GIVEN TASK: Write every record out again exactly as given.

[Extracts from a graphics dataset]
________________
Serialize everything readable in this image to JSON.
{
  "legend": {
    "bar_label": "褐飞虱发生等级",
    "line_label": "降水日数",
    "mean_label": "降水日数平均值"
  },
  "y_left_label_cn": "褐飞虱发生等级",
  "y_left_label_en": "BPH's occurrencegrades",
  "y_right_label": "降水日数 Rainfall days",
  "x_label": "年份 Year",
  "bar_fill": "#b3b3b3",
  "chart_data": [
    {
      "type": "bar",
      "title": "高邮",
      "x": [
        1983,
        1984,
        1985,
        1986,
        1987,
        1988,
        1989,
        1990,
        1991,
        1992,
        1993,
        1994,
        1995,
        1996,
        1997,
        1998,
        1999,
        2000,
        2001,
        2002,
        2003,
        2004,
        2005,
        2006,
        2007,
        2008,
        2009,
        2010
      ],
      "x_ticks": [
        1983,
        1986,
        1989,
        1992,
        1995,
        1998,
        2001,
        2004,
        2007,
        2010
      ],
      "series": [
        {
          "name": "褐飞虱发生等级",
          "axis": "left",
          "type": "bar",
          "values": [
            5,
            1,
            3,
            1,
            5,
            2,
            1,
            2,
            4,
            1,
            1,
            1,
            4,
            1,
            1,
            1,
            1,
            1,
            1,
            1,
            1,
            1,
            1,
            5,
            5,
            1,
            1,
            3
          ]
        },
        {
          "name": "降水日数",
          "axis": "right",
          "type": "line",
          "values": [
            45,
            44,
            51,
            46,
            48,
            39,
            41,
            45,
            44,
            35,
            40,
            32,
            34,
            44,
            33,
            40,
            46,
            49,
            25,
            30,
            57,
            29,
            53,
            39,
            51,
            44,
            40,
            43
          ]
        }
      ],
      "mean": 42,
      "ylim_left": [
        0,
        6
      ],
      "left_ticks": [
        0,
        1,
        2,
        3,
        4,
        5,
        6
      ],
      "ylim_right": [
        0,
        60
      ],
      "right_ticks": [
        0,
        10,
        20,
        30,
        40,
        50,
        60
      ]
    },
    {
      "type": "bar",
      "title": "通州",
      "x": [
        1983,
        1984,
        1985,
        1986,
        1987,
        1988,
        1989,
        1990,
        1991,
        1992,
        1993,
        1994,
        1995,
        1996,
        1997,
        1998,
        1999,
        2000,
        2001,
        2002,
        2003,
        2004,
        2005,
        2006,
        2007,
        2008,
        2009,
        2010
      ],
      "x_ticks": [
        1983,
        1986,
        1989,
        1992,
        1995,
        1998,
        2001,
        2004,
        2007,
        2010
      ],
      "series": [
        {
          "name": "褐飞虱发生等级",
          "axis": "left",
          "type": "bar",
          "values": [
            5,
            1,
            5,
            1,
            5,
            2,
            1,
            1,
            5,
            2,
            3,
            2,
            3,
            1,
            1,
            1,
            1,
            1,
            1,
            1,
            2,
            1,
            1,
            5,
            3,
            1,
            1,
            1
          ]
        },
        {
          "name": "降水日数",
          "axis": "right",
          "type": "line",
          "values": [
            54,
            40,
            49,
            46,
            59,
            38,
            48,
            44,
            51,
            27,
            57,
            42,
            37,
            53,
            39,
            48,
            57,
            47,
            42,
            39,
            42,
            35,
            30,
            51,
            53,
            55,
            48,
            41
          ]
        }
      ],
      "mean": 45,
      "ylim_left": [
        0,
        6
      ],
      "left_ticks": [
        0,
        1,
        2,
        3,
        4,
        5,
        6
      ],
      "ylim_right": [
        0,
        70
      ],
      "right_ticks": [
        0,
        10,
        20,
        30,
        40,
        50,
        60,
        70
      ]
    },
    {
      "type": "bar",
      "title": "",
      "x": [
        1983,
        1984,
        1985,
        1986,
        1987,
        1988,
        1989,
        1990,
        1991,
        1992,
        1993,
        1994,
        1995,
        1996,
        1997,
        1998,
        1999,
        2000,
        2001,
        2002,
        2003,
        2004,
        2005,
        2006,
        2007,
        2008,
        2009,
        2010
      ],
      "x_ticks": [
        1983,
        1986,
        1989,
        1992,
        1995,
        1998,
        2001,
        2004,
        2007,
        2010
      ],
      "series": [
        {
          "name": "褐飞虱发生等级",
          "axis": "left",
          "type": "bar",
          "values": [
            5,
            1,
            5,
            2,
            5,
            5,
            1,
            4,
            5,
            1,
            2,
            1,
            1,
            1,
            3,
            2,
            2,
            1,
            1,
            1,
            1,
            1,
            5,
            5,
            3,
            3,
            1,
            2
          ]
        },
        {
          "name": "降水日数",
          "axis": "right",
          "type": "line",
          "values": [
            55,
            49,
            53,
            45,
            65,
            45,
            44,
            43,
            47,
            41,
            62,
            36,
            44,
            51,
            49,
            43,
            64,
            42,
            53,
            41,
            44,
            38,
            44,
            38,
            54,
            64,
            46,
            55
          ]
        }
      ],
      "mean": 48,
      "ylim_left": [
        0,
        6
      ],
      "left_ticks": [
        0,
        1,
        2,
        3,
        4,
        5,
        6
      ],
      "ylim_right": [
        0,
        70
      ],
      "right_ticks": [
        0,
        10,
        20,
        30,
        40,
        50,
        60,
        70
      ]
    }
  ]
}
________________
WRITTEN REPLY:
Serialize everything readable in this image to JSON.
{
  "legend": {
    "bar_label": "褐飞虱发生等级",
    "line_label": "降水日数",
    "mean_label": "降水日数平均值"
  },
  "y_left_label_cn": "褐飞虱发生等级",
  "y_left_label_en": "BPH's occurrencegrades",
  "y_right_label": "降水日数 Rainfall days",
  "x_label": "年份 Year",
  "bar_fill": "#b3b3b3",
  "chart_data": [
    {
      "type": "bar",
      "title": "高邮",
      "x": [
        1983,
        1984,
        1985,
        1986,
        1987,
        1988,
        1989,
        1990,
        1991,
        1992,
        1993,
        1994,
        1995,
        1996,
        1997,
        1998,
        1999,
        2000,
        2001,
        2002,
        2003,
        2004,
        2005,
        2006,
        2007,
        2008,
        2009,
        2010
      ],
      "x_ticks": [
        1983,
        1986,
        1989,
        1992,
        1995,
        1998,
        2001,
        2004,
        2007,
        2010
      ],
      "series": [
        {
          "name": "褐飞虱发生等级",
          "axis": "left",
          "type": "bar",
          "values": [
            5,
            1,
            3,
            1,
            5,
            2,
            1,
            2,
            4,
            1,
            1,
            1,
            4,
            1,
            1,
            1,
            1,
            1,
            1,
            1,
            1,
            1,
            1,
            5,
            5,
            1,
            1,
            3
          ]
        },
        {
          "name": "降水日数",
          "axis": "right",
          "type": "line",
          "values": [
            45,
            44,
            51,
            46,
            48,
            39,
            41,
            45,
            44,
            35,
            40,
            32,
            34,
            44,
            33,
            40,
            46,
            49,
            25,
            30,
            57,
            29,
            53,
            39,
            51,
            44,
            40,
            43
          ]
        }
      ],
      "mean": 42,
      "ylim_left": [
        0,
        6
      ],
      "left_ticks": [
        0,
        1,
        2,
        3,
        4,
        5,
        6
      ],
      "ylim_right": [
        0,
        60
      ],
      "right_ticks": [
        0,
        10,
        20,
        30,
        40,
        50,
        60
      ]
    },
    {
      "type": "bar",
      "title": "通州",
      "x": [
        1983,
        1984,
        1985,
        1986,
        1987,
        1988,
        1989,
        1990,
        1991,
        1992,
        1993,
        1994,
        1995,
        1996,
        1997,
        1998,
        1999,
        2000,
        2001,
        2002,
        2003,
        2004,
        2005,
        2006,
        2007,
        2008,
        2009,
        2010
      ],
      "x_ticks": [
        1983,
        1986,
        1989,
        1992,
        1995,
        1998,
        2001,
        2004,
        2007,
        2010
      ],
      "series": [
        {
          "name": "褐飞虱发生等级",
          "axis": "left",
          "type": "bar",
          "values": [
            5,
            1,
            5,
            1,
            5,
            2,
            1,
            1,
            5,
            2,
            3,
            2,
            3,
            1,
            1,
            1,
            1,
            1,
            1,
            1,
            2,
            1,
            1,
            5,
            3,
            1,
            1,
            1
          ]
        },
        {
          "name": "降水日数",
          "axis": "right",
          "type": "line",
          "values": [
            54,
            40,
            49,
            46,
            59,
            38,
            48,
            44,
            51,
            27,
            57,
            42,
            37,
            53,
            39,
            48,
            57,
            47,
            42,
            39,
            42,
            35,
            30,
            51,
            53,
            55,
            48,
            41
          ]
        }
      ],
      "mean": 45,
      "ylim_left": [
        0,
        6
      ],
      "left_ticks": [
        0,
        1,
        2,
        3,
        4,
        5,
        6
      ],
      "ylim_right": [
        0,
        70
      ],
      "right_ticks": [
        0,
        10,
        20,
        30,
        40,
        50,
        60,
        70
      ]
    },
    {
      "type": "bar",
      "title": "",
      "x": [
        1983,
        1984,
        1985,
        1986,
        1987,
        1988,
        1989,
        1990,
        1991,
        1992,
        1993,
        1994,
        1995,
        1996,
        1997,
        1998,
        1999,
        2000,
        2001,
        2002,
        2003,
        2004,
        2005,
        2006,
        2007,
        2008,
        2009,
        2010
      ],
      "x_ticks": [
        1983,
        1986,
        1989,
        1992,
        1995,
        1998,
        2001,
        2004,
        2007,
        2010
      ],
      "series": [
        {
          "name": "褐飞虱发生等级",
          "axis": "left",
          "type": "bar",
          "values": [
            5,
            1,
            5,
            2,
            5,
            5,
            1,
            4,
            5,
            1,
            2,
            1,
            1,
            1,
            3,
            2,
            2,
            1,
            1,
            1,
            1,
            1,
            5,
            5,
            3,
            3,
            1,
            2
          ]
        },
        {
          "name": "降水日数",
          "axis": "right",
          "type": "line",
          "values": [
            55,
            49,
            53,
            45,
            65,
            45,
            44,
            43,
            47,
            41,
            62,
            36,
            44,
            51,
            49,
            43,
            64,
            42,
            53,
            41,
            44,
            38,
            44,
            38,
            54,
            64,
            46,
            55
          ]
        }
      ],
      "mean": 48,
      "ylim_left": [
        0,
        6
      ],
      "left_ticks": [
        0,
        1,
        2,
        3,
        4,
        5,
        6
      ],
      "ylim_right": [
        0,
        70
      ],
      "right_ticks": [
        0,
        10,
        20,
        30,
        40,
        50,
        60,
        70
      ]
    }
  ]
}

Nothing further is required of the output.